Task statement: Repeat all of the records verbatim.

Exercise materials:
========

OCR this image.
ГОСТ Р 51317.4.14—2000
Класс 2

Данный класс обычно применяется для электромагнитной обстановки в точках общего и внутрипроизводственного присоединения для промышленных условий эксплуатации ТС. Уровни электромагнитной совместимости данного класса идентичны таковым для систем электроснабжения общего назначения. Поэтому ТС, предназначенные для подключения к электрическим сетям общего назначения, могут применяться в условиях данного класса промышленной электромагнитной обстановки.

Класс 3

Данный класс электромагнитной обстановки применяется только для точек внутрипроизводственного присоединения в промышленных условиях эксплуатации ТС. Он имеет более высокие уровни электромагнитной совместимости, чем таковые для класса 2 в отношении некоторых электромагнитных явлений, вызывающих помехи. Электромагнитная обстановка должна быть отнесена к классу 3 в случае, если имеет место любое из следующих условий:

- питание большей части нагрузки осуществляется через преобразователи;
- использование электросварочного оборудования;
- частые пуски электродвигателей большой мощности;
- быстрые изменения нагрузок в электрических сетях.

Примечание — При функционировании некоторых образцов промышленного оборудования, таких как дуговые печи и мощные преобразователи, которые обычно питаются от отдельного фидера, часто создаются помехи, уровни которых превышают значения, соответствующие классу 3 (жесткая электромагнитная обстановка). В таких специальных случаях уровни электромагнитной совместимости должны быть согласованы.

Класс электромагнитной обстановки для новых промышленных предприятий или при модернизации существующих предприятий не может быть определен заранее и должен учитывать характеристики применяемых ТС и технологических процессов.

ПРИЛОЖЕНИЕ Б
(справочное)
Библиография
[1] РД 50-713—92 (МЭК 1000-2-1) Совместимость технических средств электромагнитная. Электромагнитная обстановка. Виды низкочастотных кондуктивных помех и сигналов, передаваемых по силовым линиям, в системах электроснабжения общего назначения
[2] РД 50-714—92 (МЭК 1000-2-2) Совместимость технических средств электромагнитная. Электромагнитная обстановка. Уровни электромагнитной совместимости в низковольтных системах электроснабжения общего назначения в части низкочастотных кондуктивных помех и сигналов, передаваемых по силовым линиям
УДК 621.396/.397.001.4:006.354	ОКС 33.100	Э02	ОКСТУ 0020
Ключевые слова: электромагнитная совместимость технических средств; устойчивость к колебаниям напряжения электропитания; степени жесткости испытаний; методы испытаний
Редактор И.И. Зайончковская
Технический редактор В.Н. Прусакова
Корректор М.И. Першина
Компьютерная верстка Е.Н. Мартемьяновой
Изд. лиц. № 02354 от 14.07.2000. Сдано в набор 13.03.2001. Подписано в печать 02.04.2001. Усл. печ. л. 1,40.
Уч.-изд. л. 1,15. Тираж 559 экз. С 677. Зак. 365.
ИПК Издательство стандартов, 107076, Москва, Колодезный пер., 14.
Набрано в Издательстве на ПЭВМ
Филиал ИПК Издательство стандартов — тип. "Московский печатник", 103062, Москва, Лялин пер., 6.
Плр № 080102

========

Output of the task:
OCR this image.
ГОСТ Р 51317.4.14—2000
Класс 2

Данный класс обычно применяется для электромагнитной обстановки в точках общего и внутрипроизводственного присоединения для промышленных условий эксплуатации ТС. Уровни электромагнитной совместимости данного класса идентичны таковым для систем электроснабжения общего назначения. Поэтому ТС, предназначенные для подключения к электрическим сетям общего назначения, могут применяться в условиях данного класса промышленной электромагнитной обстановки.

Класс 3

Данный класс электромагнитной обстановки применяется только для точек внутрипроизводственного присоединения в промышленных условиях эксплуатации ТС. Он имеет более высокие уровни электромагнитной совместимости, чем таковые для класса 2 в отношении некоторых электромагнитных явлений, вызывающих помехи. Электромагнитная обстановка должна быть отнесена к классу 3 в случае, если имеет место любое из следующих условий:

- питание большей части нагрузки осуществляется через преобразователи;
- использование электросварочного оборудования;
- частые пуски электродвигателей большой мощности;
- быстрые изменения нагрузок в электрических сетях.

Примечание — При функционировании некоторых образцов промышленного оборудования, таких как дуговые печи и мощные преобразователи, которые обычно питаются от отдельного фидера, часто создаются помехи, уровни которых превышают значения, соответствующие классу 3 (жесткая электромагнитная обстановка). В таких специальных случаях уровни электромагнитной совместимости должны быть согласованы.

Класс электромагнитной обстановки для новых промышленных предприятий или при модернизации существующих предприятий не может быть определен заранее и должен учитывать характеристики применяемых ТС и технологических процессов.

ПРИЛОЖЕНИЕ Б
(справочное)
Библиография
[1] РД 50-713—92 (МЭК 1000-2-1) Совместимость технических средств электромагнитная. Электромагнитная обстановка. Виды низкочастотных кондуктивных помех и сигналов, передаваемых по силовым линиям, в системах электроснабжения общего назначения
[2] РД 50-714—92 (МЭК 1000-2-2) Совместимость технических средств электромагнитная. Электромагнитная обстановка. Уровни электромагнитной совместимости в низковольтных системах электроснабжения общего назначения в части низкочастотных кондуктивных помех и сигналов, передаваемых по силовым линиям
УДК 621.396/.397.001.4:006.354	ОКС 33.100	Э02	ОКСТУ 0020
Ключевые слова: электромагнитная совместимость технических средств; устойчивость к колебаниям напряжения электропитания; степени жесткости испытаний; методы испытаний
Редактор И.И. Зайончковская
Технический редактор В.Н. Прусакова
Корректор М.И. Першина
Компьютерная верстка Е.Н. Мартемьяновой
Изд. лиц. № 02354 от 14.07.2000. Сдано в набор 13.03.2001. Подписано в печать 02.04.2001. Усл. печ. л. 1,40.
Уч.-изд. л. 1,15. Тираж 559 экз. С 677. Зак. 365.
ИПК Издательство стандартов, 107076, Москва, Колодезный пер., 14.
Набрано в Издательстве на ПЭВМ
Филиал ИПК Издательство стандартов — тип. "Московский печатник", 103062, Москва, Лялин пер., 6.
Плр № 080102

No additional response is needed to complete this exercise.